## Problem details
Pictures do not belong in the copy; transcribe everything else in the records exactly.

******************************

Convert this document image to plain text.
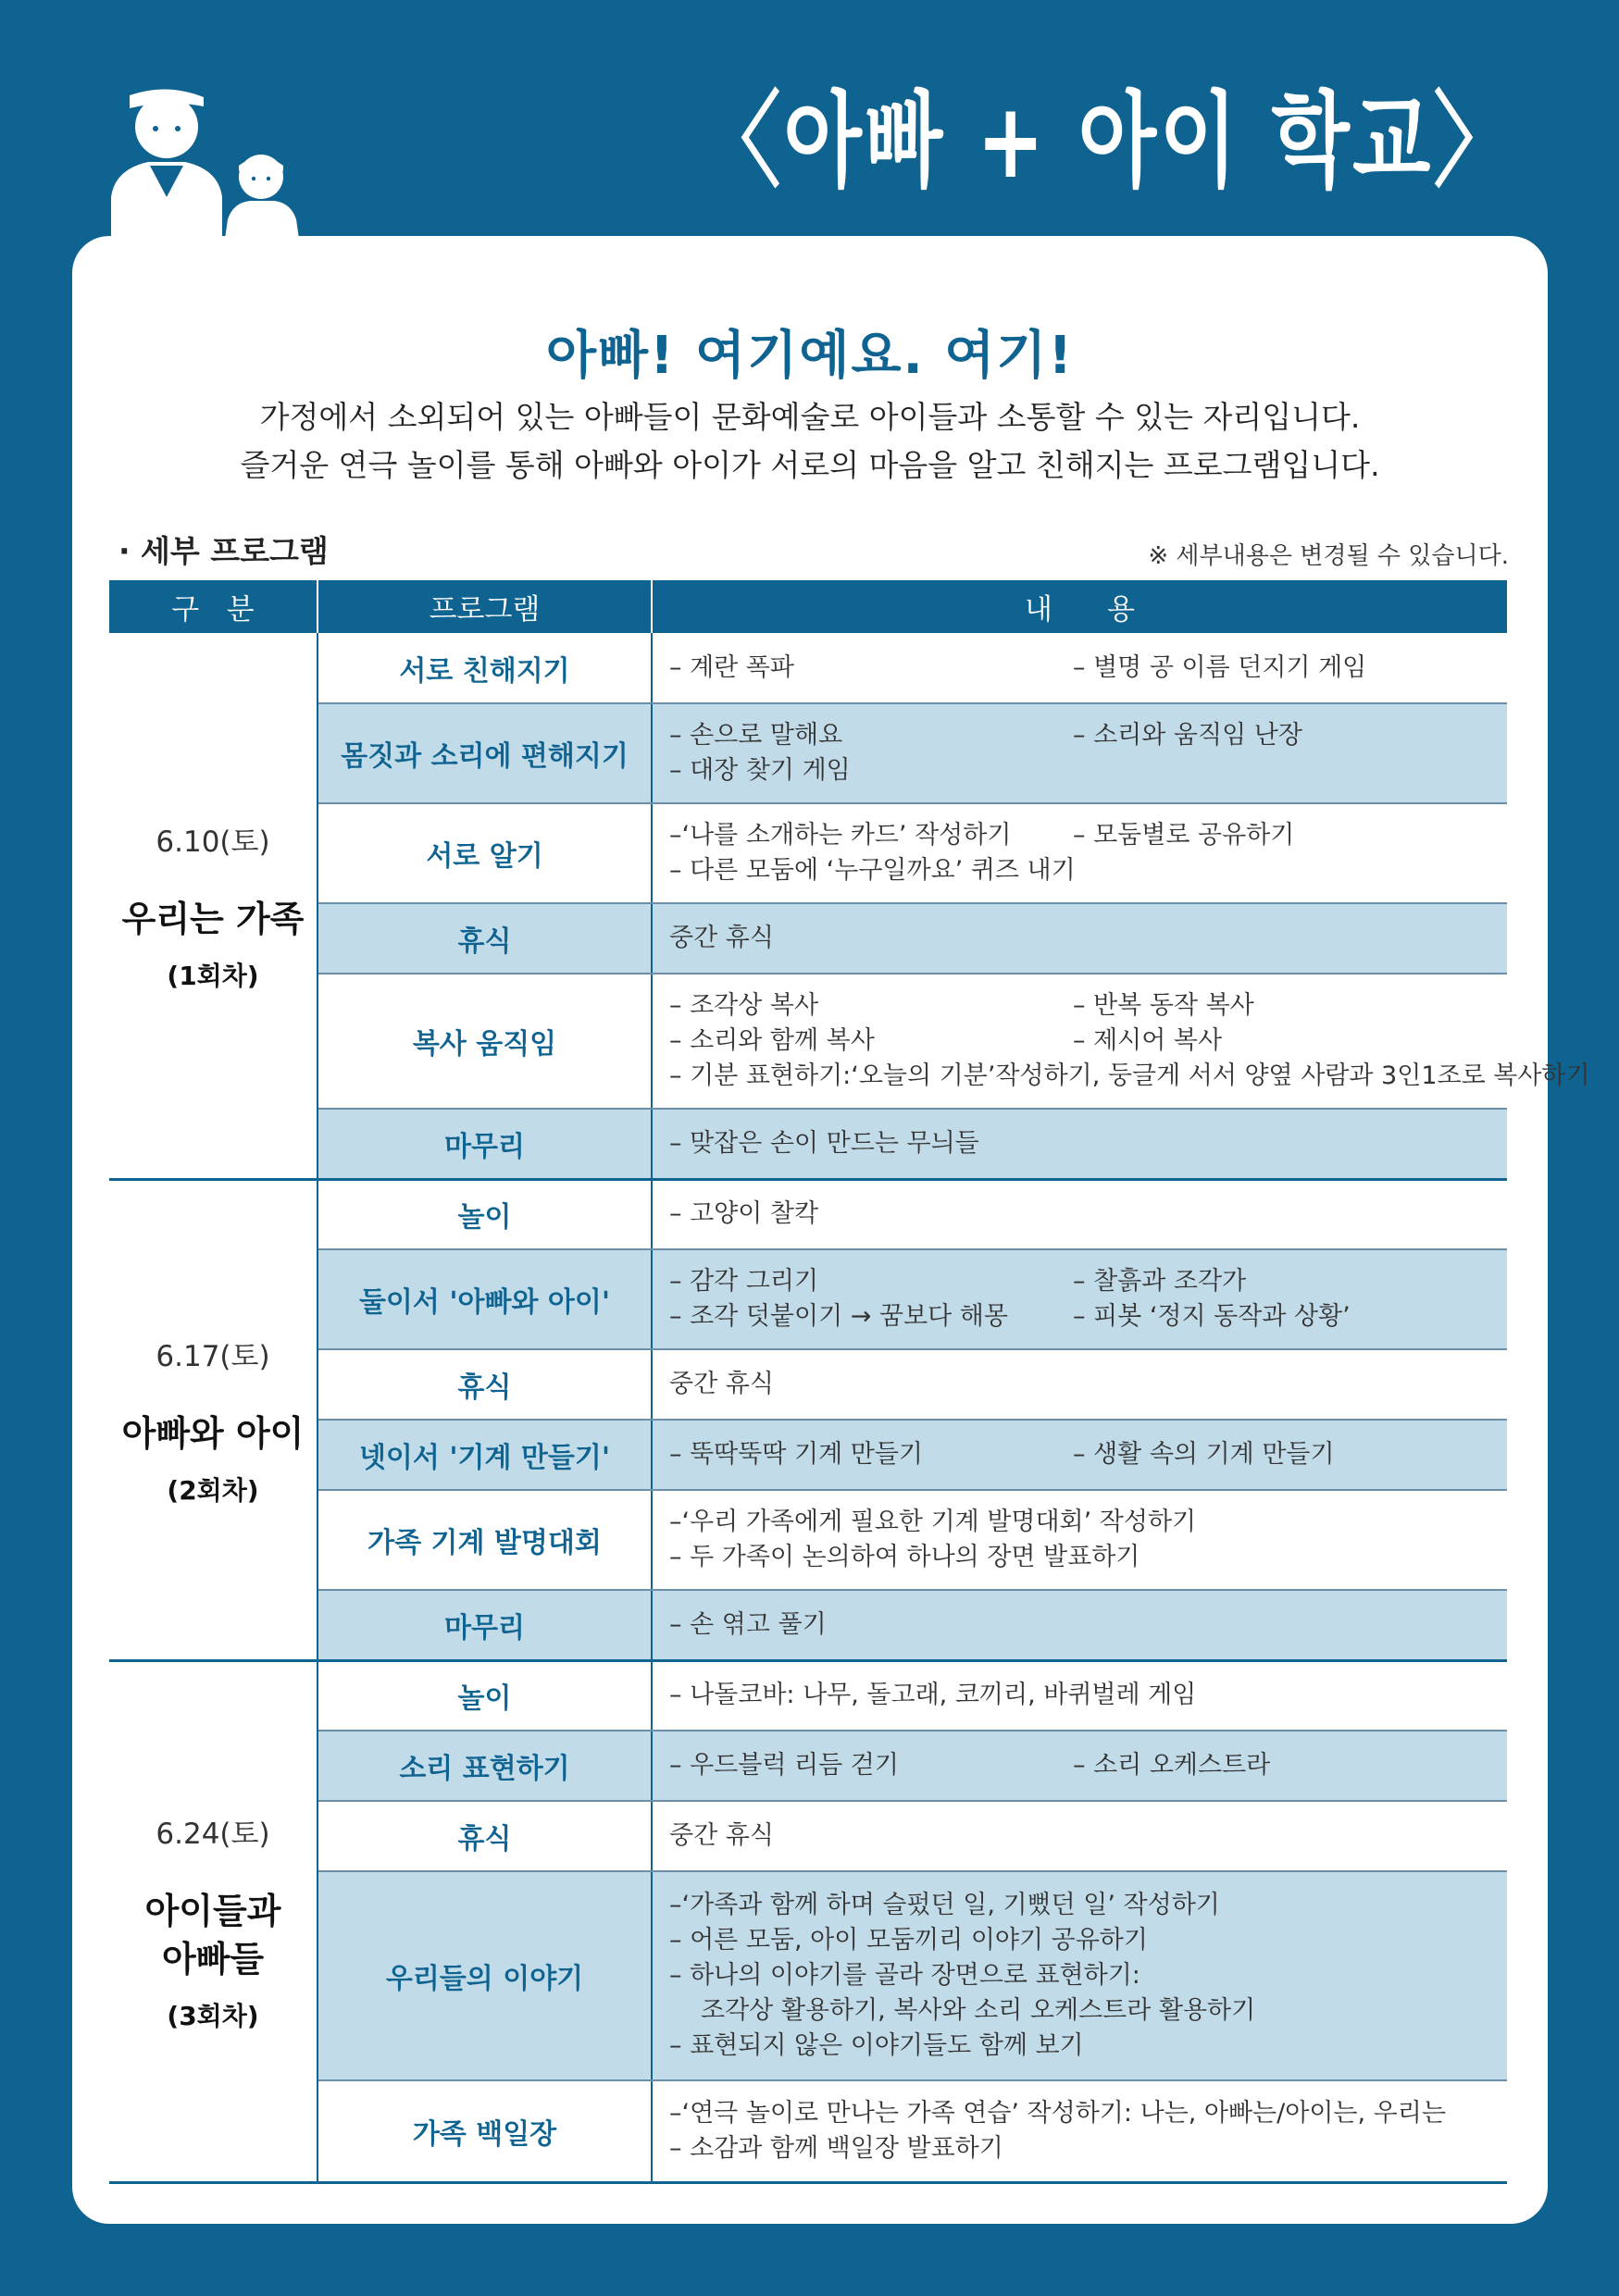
〈아빠 + 아이 학교〉
아빠! 여기예요. 여기!
가정에서 소외되어 있는 아빠들이 문화예술로 아이들과 소통할 수 있는 자리입니다.
즐거운 연극 놀이를 통해 아빠와 아이가 서로의 마음을 알고 친해지는 프로그램입니다.
· 세부 프로그램	※ 세부내용은 변경될 수 있습니다.
구   분	프로그램	내      용

6.10(토)
우리는 가족
(1회차)	서로 친해지기	– 계란 폭파 – 별명 공 이름 던지기 게임

	몸짓과 소리에 편해지기	– 손으로 말해요 – 소리와 움직임 난장
– 대장 찾기 게임

	서로 알기	–‘나를 소개하는 카드’ 작성하기 – 모둠별로 공유하기
– 다른 모둠에 ‘누구일까요’ 퀴즈 내기

	휴식	중간 휴식

	복사 움직임	– 조각상 복사 – 반복 동작 복사
– 소리와 함께 복사 – 제시어 복사
– 기분 표현하기:‘오늘의 기분’작성하기, 둥글게 서서 양옆 사람과 3인1조로 복사하기

	마무리	– 맞잡은 손이 만드는 무늬들

6.17(토)
아빠와 아이
(2회차)	놀이	– 고양이 찰칵

	둘이서 '아빠와 아이'	– 감각 그리기 – 찰흙과 조각가
– 조각 덧붙이기 → 꿈보다 해몽 – 피봇 ‘정지 동작과 상황’

	휴식	중간 휴식

	넷이서 '기계 만들기'	– 뚝딱뚝딱 기계 만들기 – 생활 속의 기계 만들기

	가족 기계 발명대회	–‘우리 가족에게 필요한 기계 발명대회’ 작성하기
– 두 가족이 논의하여 하나의 장면 발표하기

	마무리	– 손 엮고 풀기

6.24(토)
아이들과
아빠들
(3회차)	놀이	– 나돌코바: 나무, 돌고래, 코끼리, 바퀴벌레 게임

	소리 표현하기	– 우드블럭 리듬 걷기 – 소리 오케스트라

	휴식	중간 휴식

	우리들의 이야기	–‘가족과 함께 하며 슬펐던 일, 기뻤던 일’ 작성하기
– 어른 모둠, 아이 모둠끼리 이야기 공유하기
– 하나의 이야기를 골라 장면으로 표현하기:
조각상 활용하기, 복사와 소리 오케스트라 활용하기
– 표현되지 않은 이야기들도 함께 보기

	가족 백일장	–‘연극 놀이로 만나는 가족 연습’ 작성하기: 나는, 아빠는/아이는, 우리는
– 소감과 함께 백일장 발표하기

******************************

## Result of the exercise
Convert this document image to plain text.
〈아빠 + 아이 학교〉
아빠! 여기예요. 여기!
가정에서 소외되어 있는 아빠들이 문화예술로 아이들과 소통할 수 있는 자리입니다.
즐거운 연극 놀이를 통해 아빠와 아이가 서로의 마음을 알고 친해지는 프로그램입니다.
· 세부 프로그램	※ 세부내용은 변경될 수 있습니다.
구   분	프로그램	내      용

6.10(토)
우리는 가족
(1회차)	서로 친해지기	– 계란 폭파 – 별명 공 이름 던지기 게임

	몸짓과 소리에 편해지기	– 손으로 말해요 – 소리와 움직임 난장
– 대장 찾기 게임

	서로 알기	–‘나를 소개하는 카드’ 작성하기 – 모둠별로 공유하기
– 다른 모둠에 ‘누구일까요’ 퀴즈 내기

	휴식	중간 휴식

	복사 움직임	– 조각상 복사 – 반복 동작 복사
– 소리와 함께 복사 – 제시어 복사
– 기분 표현하기:‘오늘의 기분’작성하기, 둥글게 서서 양옆 사람과 3인1조로 복사하기

	마무리	– 맞잡은 손이 만드는 무늬들

6.17(토)
아빠와 아이
(2회차)	놀이	– 고양이 찰칵

	둘이서 '아빠와 아이'	– 감각 그리기 – 찰흙과 조각가
– 조각 덧붙이기 → 꿈보다 해몽 – 피봇 ‘정지 동작과 상황’

	휴식	중간 휴식

	넷이서 '기계 만들기'	– 뚝딱뚝딱 기계 만들기 – 생활 속의 기계 만들기

	가족 기계 발명대회	–‘우리 가족에게 필요한 기계 발명대회’ 작성하기
– 두 가족이 논의하여 하나의 장면 발표하기

	마무리	– 손 엮고 풀기

6.24(토)
아이들과
아빠들
(3회차)	놀이	– 나돌코바: 나무, 돌고래, 코끼리, 바퀴벌레 게임

	소리 표현하기	– 우드블럭 리듬 걷기 – 소리 오케스트라

	휴식	중간 휴식

	우리들의 이야기	–‘가족과 함께 하며 슬펐던 일, 기뻤던 일’ 작성하기
– 어른 모둠, 아이 모둠끼리 이야기 공유하기
– 하나의 이야기를 골라 장면으로 표현하기:
조각상 활용하기, 복사와 소리 오케스트라 활용하기
– 표현되지 않은 이야기들도 함께 보기

	가족 백일장	–‘연극 놀이로 만나는 가족 연습’ 작성하기: 나는, 아빠는/아이는, 우리는
– 소감과 함께 백일장 발표하기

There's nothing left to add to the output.